Return the material word for word. Do not include pictures.

= = = = =

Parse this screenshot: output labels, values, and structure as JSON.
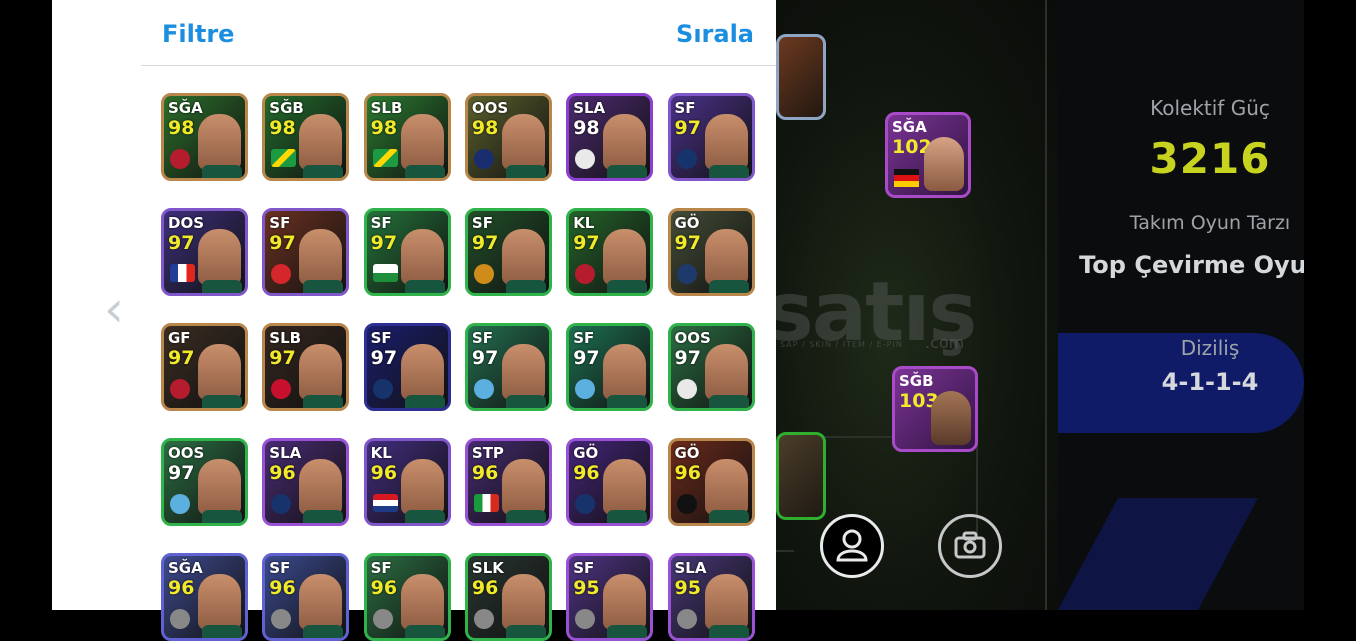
{
  "panel": {
    "filter_label": "Filtre",
    "sort_label": "Sırala"
  },
  "cards": [
    {
      "pos": "SĞA",
      "ovr": "98",
      "flag": "barcelona"
    },
    {
      "pos": "SĞB",
      "ovr": "98",
      "flag": "brazil"
    },
    {
      "pos": "SLB",
      "ovr": "98",
      "flag": "brazil"
    },
    {
      "pos": "OOS",
      "ovr": "98",
      "flag": "inter"
    },
    {
      "pos": "SLA",
      "ovr": "98",
      "flag": "real-madrid"
    },
    {
      "pos": "SF",
      "ovr": "97",
      "flag": "fenerbahce"
    },
    {
      "pos": "DOS",
      "ovr": "97",
      "flag": "france"
    },
    {
      "pos": "SF",
      "ovr": "97",
      "flag": "arsenal"
    },
    {
      "pos": "SF",
      "ovr": "97",
      "flag": "wales"
    },
    {
      "pos": "SF",
      "ovr": "97",
      "flag": "galatasaray"
    },
    {
      "pos": "KL",
      "ovr": "97",
      "flag": "barcelona"
    },
    {
      "pos": "GÖ",
      "ovr": "97",
      "flag": "la-galaxy"
    },
    {
      "pos": "GF",
      "ovr": "97",
      "flag": "barcelona"
    },
    {
      "pos": "SLB",
      "ovr": "97",
      "flag": "ac-milan"
    },
    {
      "pos": "SF",
      "ovr": "97",
      "flag": "psg"
    },
    {
      "pos": "SF",
      "ovr": "97",
      "flag": "manchester-city"
    },
    {
      "pos": "SF",
      "ovr": "97",
      "flag": "manchester-city"
    },
    {
      "pos": "OOS",
      "ovr": "97",
      "flag": "real-madrid"
    },
    {
      "pos": "OOS",
      "ovr": "97",
      "flag": "manchester-city"
    },
    {
      "pos": "SLA",
      "ovr": "96",
      "flag": "fenerbahce"
    },
    {
      "pos": "KL",
      "ovr": "96",
      "flag": "croatia"
    },
    {
      "pos": "STP",
      "ovr": "96",
      "flag": "italy"
    },
    {
      "pos": "GÖ",
      "ovr": "96",
      "flag": "psg"
    },
    {
      "pos": "GÖ",
      "ovr": "96",
      "flag": "besiktas"
    },
    {
      "pos": "SĞA",
      "ovr": "96",
      "flag": "unknown"
    },
    {
      "pos": "SF",
      "ovr": "96",
      "flag": "unknown"
    },
    {
      "pos": "SF",
      "ovr": "96",
      "flag": "unknown"
    },
    {
      "pos": "SLK",
      "ovr": "96",
      "flag": "unknown"
    },
    {
      "pos": "SF",
      "ovr": "95",
      "flag": "unknown"
    },
    {
      "pos": "SLA",
      "ovr": "95",
      "flag": "unknown"
    }
  ],
  "pitch_cards": [
    {
      "pos": "SĞA",
      "ovr": "102",
      "flag": "germany"
    },
    {
      "pos": "SĞB",
      "ovr": "103",
      "flag": "unknown"
    }
  ],
  "team_info": {
    "collective_label": "Kolektif Güç",
    "collective_value": "3216",
    "playstyle_label": "Takım Oyun Tarzı",
    "playstyle_value": "Top Çevirme Oyunu",
    "formation_label": "Diziliş",
    "formation_value": "4-1-1-4"
  },
  "watermark": {
    "text": "satış",
    "com": ".com",
    "sub": "SAP / SKIN / ITEM / E-PIN"
  },
  "colors": {
    "accent": "#1c8ee0",
    "power": "#c8d31f"
  }
}
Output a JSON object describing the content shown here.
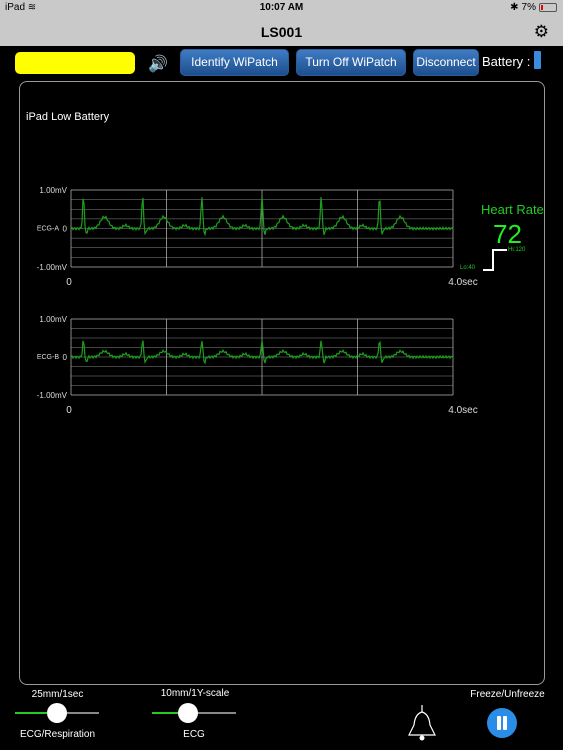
{
  "status_bar": {
    "device": "iPad",
    "time": "10:07 AM",
    "battery_percent": "7%"
  },
  "nav": {
    "title": "LS001",
    "settings_icon": "gear-icon"
  },
  "toolbar": {
    "identify_label": "Identify WiPatch",
    "turn_off_label": "Turn Off WiPatch",
    "disconnect_label": "Disconnect",
    "battery_label": "Battery :",
    "status_color": "#ffff00"
  },
  "alert": {
    "text": "iPad Low Battery"
  },
  "charts": [
    {
      "name": "ECG-A",
      "ymax_label": "1.00mV",
      "ymin_label": "-1.00mV",
      "zero_label": "0",
      "x_start": "0",
      "x_end": "4.0sec",
      "r_amp": 0.85,
      "t_amp": 0.3
    },
    {
      "name": "ECG-B",
      "ymax_label": "1.00mV",
      "ymin_label": "-1.00mV",
      "zero_label": "0",
      "x_start": "0",
      "x_end": "4.0sec",
      "r_amp": 0.45,
      "t_amp": 0.15
    }
  ],
  "heart_rate": {
    "label": "Heart Rate",
    "value": "72",
    "hi": "Hi:120",
    "lo": "Lo:40"
  },
  "controls": {
    "speed_value": "25mm/1sec",
    "speed_label": "ECG/Respiration",
    "speed_level": 0.5,
    "scale_value": "10mm/1Y-scale",
    "scale_label": "ECG",
    "scale_level": 0.4,
    "freeze_label": "Freeze/Unfreeze"
  },
  "colors": {
    "trace": "#1e9e1e",
    "accent": "#2a8ee8"
  }
}
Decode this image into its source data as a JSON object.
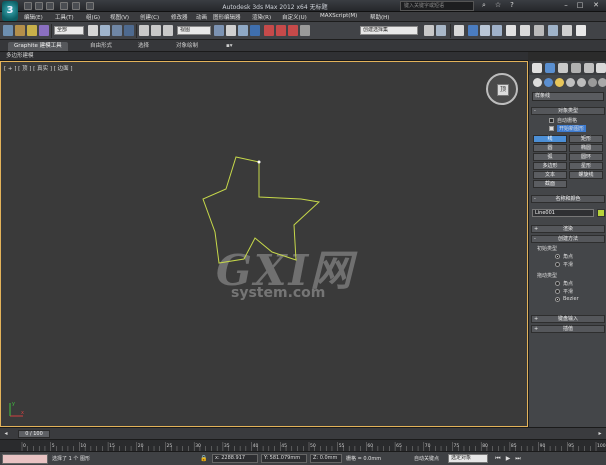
{
  "titlebar": {
    "logo": "3",
    "title": "Autodesk 3ds Max  2012 x64    无标题",
    "search_placeholder": "键入关键字或短语"
  },
  "menu": [
    "编辑(E)",
    "工具(T)",
    "组(G)",
    "视图(V)",
    "创建(C)",
    "修改器",
    "动画",
    "图形编辑器",
    "渲染(R)",
    "自定义(U)",
    "MAXScript(M)",
    "帮助(H)"
  ],
  "toolbar": {
    "selection_filter": "全部",
    "reference_coord": "视图",
    "named_selection": "创建选择集"
  },
  "ribbon": {
    "tabs": [
      "Graphite 建模工具",
      "自由形式",
      "选择",
      "对象绘制"
    ],
    "sub_label": "多边形建模"
  },
  "viewport": {
    "label": "[ + ] [ 顶 ] [ 真实 ] [ 边面 ]",
    "viewcube_face": "顶",
    "watermark_main": "GXI网",
    "watermark_url": "system.com",
    "axis_x": "x",
    "axis_y": "y",
    "shape_color": "#c6d84a"
  },
  "command_panel": {
    "dropdown": "样条线",
    "object_type": {
      "title": "对象类型",
      "auto_grid": "自动栅格",
      "start_new_shape": "开始新图形",
      "buttons": [
        "线",
        "矩形",
        "圆",
        "椭圆",
        "弧",
        "圆环",
        "多边形",
        "星形",
        "文本",
        "螺旋线",
        "截面"
      ],
      "active": "线"
    },
    "name_color": {
      "title": "名称和颜色",
      "name": "Line001",
      "color": "#b7d33b"
    },
    "rendering": {
      "title": "渲染"
    },
    "creation_method": {
      "title": "创建方法",
      "initial_type": "初始类型",
      "initial_options": [
        "角点",
        "平滑"
      ],
      "initial_selected": "角点",
      "drag_type": "拖动类型",
      "drag_options": [
        "角点",
        "平滑",
        "Bezier"
      ],
      "drag_selected": "Bezier"
    },
    "keyboard_entry": {
      "title": "键盘输入"
    },
    "interpolation": {
      "title": "插值"
    }
  },
  "timeline": {
    "slider": "0 / 100",
    "ticks": [
      "0",
      "5",
      "10",
      "15",
      "20",
      "25",
      "30",
      "35",
      "40",
      "45",
      "50",
      "55",
      "60",
      "65",
      "70",
      "75",
      "80",
      "85",
      "90",
      "95",
      "100"
    ]
  },
  "status": {
    "selected": "选择了 1 个 图形",
    "x": "x: 2288.917",
    "y": "Y: 581.079mm",
    "z": "Z: 0.0mm",
    "grid": "栅格 = 0.0mm",
    "auto_key": "自动关键点",
    "selected_dropdown": "选定对象"
  }
}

= = = = =

EXERCISE ANSWER:
Parse this screenshot: output labels, values, and structure as JSON.
{
  "panel": {
    "filter_label": "Filtre",
    "sort_label": "Sırala"
  },
  "cards": [
    {
      "pos": "SĞA",
      "ovr": "98",
      "flag": "barcelona"
    },
    {
      "pos": "SĞB",
      "ovr": "98",
      "flag": "brazil"
    },
    {
      "pos": "SLB",
      "ovr": "98",
      "flag": "brazil"
    },
    {
      "pos": "OOS",
      "ovr": "98",
      "flag": "inter"
    },
    {
      "pos": "SLA",
      "ovr": "98",
      "flag": "real-madrid"
    },
    {
      "pos": "SF",
      "ovr": "97",
      "flag": "fenerbahce"
    },
    {
      "pos": "DOS",
      "ovr": "97",
      "flag": "france"
    },
    {
      "pos": "SF",
      "ovr": "97",
      "flag": "arsenal"
    },
    {
      "pos": "SF",
      "ovr": "97",
      "flag": "wales"
    },
    {
      "pos": "SF",
      "ovr": "97",
      "flag": "galatasaray"
    },
    {
      "pos": "KL",
      "ovr": "97",
      "flag": "barcelona"
    },
    {
      "pos": "GÖ",
      "ovr": "97",
      "flag": "la-galaxy"
    },
    {
      "pos": "GF",
      "ovr": "97",
      "flag": "barcelona"
    },
    {
      "pos": "SLB",
      "ovr": "97",
      "flag": "ac-milan"
    },
    {
      "pos": "SF",
      "ovr": "97",
      "flag": "psg"
    },
    {
      "pos": "SF",
      "ovr": "97",
      "flag": "manchester-city"
    },
    {
      "pos": "SF",
      "ovr": "97",
      "flag": "manchester-city"
    },
    {
      "pos": "OOS",
      "ovr": "97",
      "flag": "real-madrid"
    },
    {
      "pos": "OOS",
      "ovr": "97",
      "flag": "manchester-city"
    },
    {
      "pos": "SLA",
      "ovr": "96",
      "flag": "fenerbahce"
    },
    {
      "pos": "KL",
      "ovr": "96",
      "flag": "croatia"
    },
    {
      "pos": "STP",
      "ovr": "96",
      "flag": "italy"
    },
    {
      "pos": "GÖ",
      "ovr": "96",
      "flag": "psg"
    },
    {
      "pos": "GÖ",
      "ovr": "96",
      "flag": "besiktas"
    },
    {
      "pos": "SĞA",
      "ovr": "96",
      "flag": "unknown"
    },
    {
      "pos": "SF",
      "ovr": "96",
      "flag": "unknown"
    },
    {
      "pos": "SF",
      "ovr": "96",
      "flag": "unknown"
    },
    {
      "pos": "SLK",
      "ovr": "96",
      "flag": "unknown"
    },
    {
      "pos": "SF",
      "ovr": "95",
      "flag": "unknown"
    },
    {
      "pos": "SLA",
      "ovr": "95",
      "flag": "unknown"
    }
  ],
  "pitch_cards": [
    {
      "pos": "SĞA",
      "ovr": "102",
      "flag": "germany"
    },
    {
      "pos": "SĞB",
      "ovr": "103",
      "flag": "unknown"
    }
  ],
  "team_info": {
    "collective_label": "Kolektif Güç",
    "collective_value": "3216",
    "playstyle_label": "Takım Oyun Tarzı",
    "playstyle_value": "Top Çevirme Oyunu",
    "formation_label": "Diziliş",
    "formation_value": "4-1-1-4"
  },
  "watermark": {
    "text": "satış",
    "com": ".com",
    "sub": "SAP / SKIN / ITEM / E-PIN"
  },
  "colors": {
    "accent": "#1c8ee0",
    "power": "#c8d31f"
  }
}
Output a JSON object describing the content shown here.
{
  "status_bar": {
    "device": "iPad",
    "time": "10:07 AM",
    "battery_percent": "7%"
  },
  "nav": {
    "title": "LS001",
    "settings_icon": "gear-icon"
  },
  "toolbar": {
    "identify_label": "Identify WiPatch",
    "turn_off_label": "Turn Off WiPatch",
    "disconnect_label": "Disconnect",
    "battery_label": "Battery :",
    "status_color": "#ffff00"
  },
  "alert": {
    "text": "iPad Low Battery"
  },
  "charts": [
    {
      "name": "ECG-A",
      "ymax_label": "1.00mV",
      "ymin_label": "-1.00mV",
      "zero_label": "0",
      "x_start": "0",
      "x_end": "4.0sec",
      "r_amp": 0.85,
      "t_amp": 0.3
    },
    {
      "name": "ECG-B",
      "ymax_label": "1.00mV",
      "ymin_label": "-1.00mV",
      "zero_label": "0",
      "x_start": "0",
      "x_end": "4.0sec",
      "r_amp": 0.45,
      "t_amp": 0.15
    }
  ],
  "heart_rate": {
    "label": "Heart Rate",
    "value": "72",
    "hi": "Hi:120",
    "lo": "Lo:40"
  },
  "controls": {
    "speed_value": "25mm/1sec",
    "speed_label": "ECG/Respiration",
    "speed_level": 0.5,
    "scale_value": "10mm/1Y-scale",
    "scale_label": "ECG",
    "scale_level": 0.4,
    "freeze_label": "Freeze/Unfreeze"
  },
  "colors": {
    "trace": "#1e9e1e",
    "accent": "#2a8ee8"
  }
}
Decode this image into its source data as a JSON object.
{
  "titlebar": {
    "logo": "3",
    "title": "Autodesk 3ds Max  2012 x64    无标题",
    "search_placeholder": "键入关键字或短语"
  },
  "menu": [
    "编辑(E)",
    "工具(T)",
    "组(G)",
    "视图(V)",
    "创建(C)",
    "修改器",
    "动画",
    "图形编辑器",
    "渲染(R)",
    "自定义(U)",
    "MAXScript(M)",
    "帮助(H)"
  ],
  "toolbar": {
    "selection_filter": "全部",
    "reference_coord": "视图",
    "named_selection": "创建选择集"
  },
  "ribbon": {
    "tabs": [
      "Graphite 建模工具",
      "自由形式",
      "选择",
      "对象绘制"
    ],
    "sub_label": "多边形建模"
  },
  "viewport": {
    "label": "[ + ] [ 顶 ] [ 真实 ] [ 边面 ]",
    "viewcube_face": "顶",
    "watermark_main": "GXI网",
    "watermark_url": "system.com",
    "axis_x": "x",
    "axis_y": "y",
    "shape_color": "#c6d84a"
  },
  "command_panel": {
    "dropdown": "样条线",
    "object_type": {
      "title": "对象类型",
      "auto_grid": "自动栅格",
      "start_new_shape": "开始新图形",
      "buttons": [
        "线",
        "矩形",
        "圆",
        "椭圆",
        "弧",
        "圆环",
        "多边形",
        "星形",
        "文本",
        "螺旋线",
        "截面"
      ],
      "active": "线"
    },
    "name_color": {
      "title": "名称和颜色",
      "name": "Line001",
      "color": "#b7d33b"
    },
    "rendering": {
      "title": "渲染"
    },
    "creation_method": {
      "title": "创建方法",
      "initial_type": "初始类型",
      "initial_options": [
        "角点",
        "平滑"
      ],
      "initial_selected": "角点",
      "drag_type": "拖动类型",
      "drag_options": [
        "角点",
        "平滑",
        "Bezier"
      ],
      "drag_selected": "Bezier"
    },
    "keyboard_entry": {
      "title": "键盘输入"
    },
    "interpolation": {
      "title": "插值"
    }
  },
  "timeline": {
    "slider": "0 / 100",
    "ticks": [
      "0",
      "5",
      "10",
      "15",
      "20",
      "25",
      "30",
      "35",
      "40",
      "45",
      "50",
      "55",
      "60",
      "65",
      "70",
      "75",
      "80",
      "85",
      "90",
      "95",
      "100"
    ]
  },
  "status": {
    "selected": "选择了 1 个 图形",
    "x": "x: 2288.917",
    "y": "Y: 581.079mm",
    "z": "Z: 0.0mm",
    "grid": "栅格 = 0.0mm",
    "auto_key": "自动关键点",
    "selected_dropdown": "选定对象"
  }
}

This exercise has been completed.